◆ Task goal ◆
Copy the data below verbatim, from the line that contains "List all visible" through the line that contains "legend-item-transito: Piezas en", including both of those lines.

— START Given data —

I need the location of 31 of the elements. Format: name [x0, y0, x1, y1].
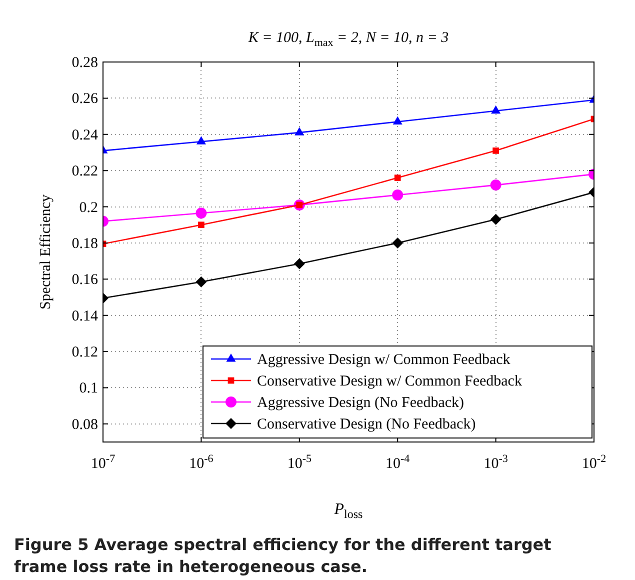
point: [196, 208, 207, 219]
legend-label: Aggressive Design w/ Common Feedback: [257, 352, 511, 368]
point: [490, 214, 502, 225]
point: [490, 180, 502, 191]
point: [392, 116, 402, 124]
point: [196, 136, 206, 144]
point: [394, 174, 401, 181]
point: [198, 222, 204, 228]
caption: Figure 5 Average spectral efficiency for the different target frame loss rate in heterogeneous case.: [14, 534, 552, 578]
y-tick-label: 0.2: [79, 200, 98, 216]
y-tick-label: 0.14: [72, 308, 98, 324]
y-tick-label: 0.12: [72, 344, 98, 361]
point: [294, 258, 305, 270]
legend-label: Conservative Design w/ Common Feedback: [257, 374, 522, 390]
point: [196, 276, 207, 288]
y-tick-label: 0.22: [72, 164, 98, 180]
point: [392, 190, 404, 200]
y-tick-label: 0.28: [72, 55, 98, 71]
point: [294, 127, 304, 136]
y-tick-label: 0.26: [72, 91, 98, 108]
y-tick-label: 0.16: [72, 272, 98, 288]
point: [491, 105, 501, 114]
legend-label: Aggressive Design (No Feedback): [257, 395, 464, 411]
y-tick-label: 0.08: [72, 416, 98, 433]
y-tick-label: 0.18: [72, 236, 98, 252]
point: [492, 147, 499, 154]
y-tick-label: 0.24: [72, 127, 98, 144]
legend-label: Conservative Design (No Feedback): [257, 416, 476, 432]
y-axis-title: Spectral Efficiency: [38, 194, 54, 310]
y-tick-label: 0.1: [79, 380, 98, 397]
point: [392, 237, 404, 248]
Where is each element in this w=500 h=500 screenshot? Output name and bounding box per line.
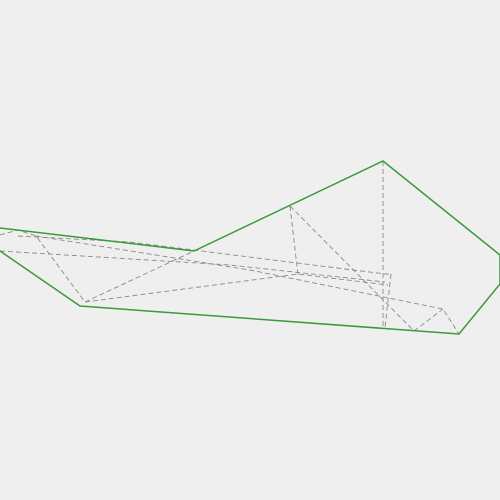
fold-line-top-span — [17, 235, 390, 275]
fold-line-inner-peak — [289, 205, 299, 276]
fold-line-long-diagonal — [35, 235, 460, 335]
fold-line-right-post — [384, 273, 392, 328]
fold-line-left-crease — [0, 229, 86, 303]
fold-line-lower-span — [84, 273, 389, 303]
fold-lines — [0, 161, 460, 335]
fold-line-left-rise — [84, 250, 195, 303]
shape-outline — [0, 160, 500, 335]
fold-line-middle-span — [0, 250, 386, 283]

— END Given data —
— START Given data —

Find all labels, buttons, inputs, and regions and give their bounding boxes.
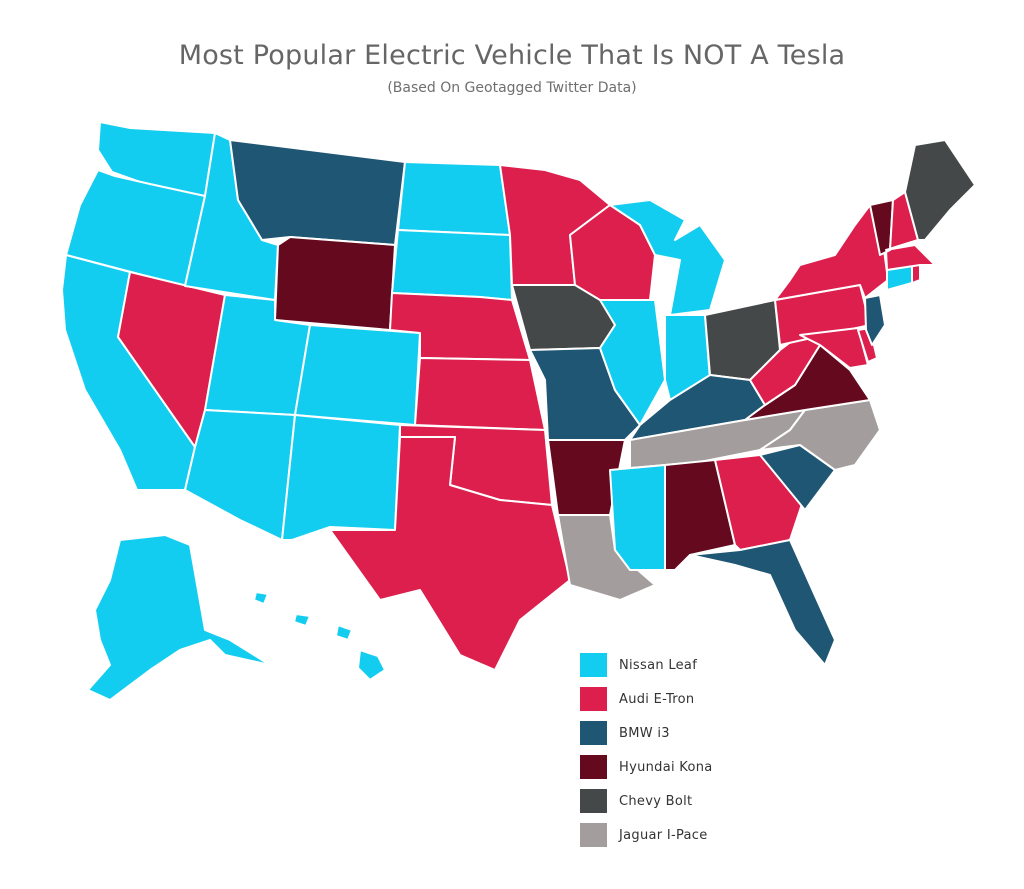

— END Given data —
— START Given data —

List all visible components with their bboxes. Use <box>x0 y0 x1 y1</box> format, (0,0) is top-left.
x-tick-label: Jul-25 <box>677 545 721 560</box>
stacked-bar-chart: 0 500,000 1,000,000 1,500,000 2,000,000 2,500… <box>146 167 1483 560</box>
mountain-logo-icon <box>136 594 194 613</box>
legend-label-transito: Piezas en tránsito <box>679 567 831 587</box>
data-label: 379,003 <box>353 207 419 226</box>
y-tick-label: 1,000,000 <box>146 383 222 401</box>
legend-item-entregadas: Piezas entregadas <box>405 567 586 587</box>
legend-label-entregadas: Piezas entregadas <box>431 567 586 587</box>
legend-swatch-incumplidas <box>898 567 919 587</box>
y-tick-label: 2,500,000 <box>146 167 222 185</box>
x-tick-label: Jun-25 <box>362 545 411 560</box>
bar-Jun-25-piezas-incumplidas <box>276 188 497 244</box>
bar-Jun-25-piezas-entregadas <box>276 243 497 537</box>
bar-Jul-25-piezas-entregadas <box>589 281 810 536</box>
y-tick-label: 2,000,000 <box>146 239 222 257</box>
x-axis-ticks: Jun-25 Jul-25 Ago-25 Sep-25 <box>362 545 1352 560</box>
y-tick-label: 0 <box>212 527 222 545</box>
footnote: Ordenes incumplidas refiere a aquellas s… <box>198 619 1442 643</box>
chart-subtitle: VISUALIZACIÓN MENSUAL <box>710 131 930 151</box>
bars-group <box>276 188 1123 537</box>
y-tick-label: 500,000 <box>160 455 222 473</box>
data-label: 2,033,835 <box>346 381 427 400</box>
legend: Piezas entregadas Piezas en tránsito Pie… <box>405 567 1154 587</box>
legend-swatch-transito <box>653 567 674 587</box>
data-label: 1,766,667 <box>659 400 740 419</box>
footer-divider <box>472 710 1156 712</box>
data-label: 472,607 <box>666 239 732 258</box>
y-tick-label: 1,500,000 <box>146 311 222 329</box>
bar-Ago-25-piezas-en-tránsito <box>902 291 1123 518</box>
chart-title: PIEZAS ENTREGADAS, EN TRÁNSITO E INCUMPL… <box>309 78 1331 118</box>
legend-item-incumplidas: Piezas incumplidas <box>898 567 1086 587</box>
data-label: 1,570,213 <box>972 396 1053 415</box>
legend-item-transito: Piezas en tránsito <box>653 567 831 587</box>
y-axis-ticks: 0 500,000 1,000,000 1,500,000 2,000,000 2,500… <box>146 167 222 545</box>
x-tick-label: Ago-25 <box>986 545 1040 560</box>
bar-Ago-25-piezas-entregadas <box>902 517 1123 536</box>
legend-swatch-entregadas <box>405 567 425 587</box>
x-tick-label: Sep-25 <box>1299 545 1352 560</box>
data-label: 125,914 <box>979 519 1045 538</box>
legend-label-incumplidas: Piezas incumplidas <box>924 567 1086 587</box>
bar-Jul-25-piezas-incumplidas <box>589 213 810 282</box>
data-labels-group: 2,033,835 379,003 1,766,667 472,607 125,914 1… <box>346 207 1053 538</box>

— END Given data —

◆ Exercise solution ◆
List all visible components with their bboxes. Use <box>x0 y0 x1 y1</box> format, (0,0) is top-left.
x-tick-label: Jul-25 <box>677 545 721 560</box>
stacked-bar-chart: 0 500,000 1,000,000 1,500,000 2,000,000 2,500… <box>146 167 1483 560</box>
mountain-logo-icon <box>136 594 194 613</box>
legend-label-transito: Piezas en tránsito <box>679 567 831 587</box>
data-label: 379,003 <box>353 207 419 226</box>
y-tick-label: 1,000,000 <box>146 383 222 401</box>
legend-item-entregadas: Piezas entregadas <box>405 567 586 587</box>
legend-label-entregadas: Piezas entregadas <box>431 567 586 587</box>
legend-swatch-incumplidas <box>898 567 919 587</box>
y-tick-label: 2,500,000 <box>146 167 222 185</box>
x-tick-label: Jun-25 <box>362 545 411 560</box>
bar-Jun-25-piezas-incumplidas <box>276 188 497 244</box>
bar-Jun-25-piezas-entregadas <box>276 243 497 537</box>
bar-Jul-25-piezas-entregadas <box>589 281 810 536</box>
y-tick-label: 2,000,000 <box>146 239 222 257</box>
x-axis-ticks: Jun-25 Jul-25 Ago-25 Sep-25 <box>362 545 1352 560</box>
y-tick-label: 0 <box>212 527 222 545</box>
footnote: Ordenes incumplidas refiere a aquellas s… <box>198 619 1442 643</box>
chart-subtitle: VISUALIZACIÓN MENSUAL <box>710 131 930 151</box>
bars-group <box>276 188 1123 537</box>
y-tick-label: 500,000 <box>160 455 222 473</box>
data-label: 2,033,835 <box>346 381 427 400</box>
legend: Piezas entregadas Piezas en tránsito Pie… <box>405 567 1154 587</box>
legend-swatch-transito <box>653 567 674 587</box>
data-label: 1,766,667 <box>659 400 740 419</box>
footer-divider <box>472 710 1156 712</box>
data-label: 472,607 <box>666 239 732 258</box>
y-tick-label: 1,500,000 <box>146 311 222 329</box>
bar-Ago-25-piezas-en-tránsito <box>902 291 1123 518</box>
chart-title: PIEZAS ENTREGADAS, EN TRÁNSITO E INCUMPL… <box>309 78 1331 118</box>
legend-item-incumplidas: Piezas incumplidas <box>898 567 1086 587</box>
data-label: 1,570,213 <box>972 396 1053 415</box>
legend-item-transito: Piezas en tránsito <box>653 567 831 587</box>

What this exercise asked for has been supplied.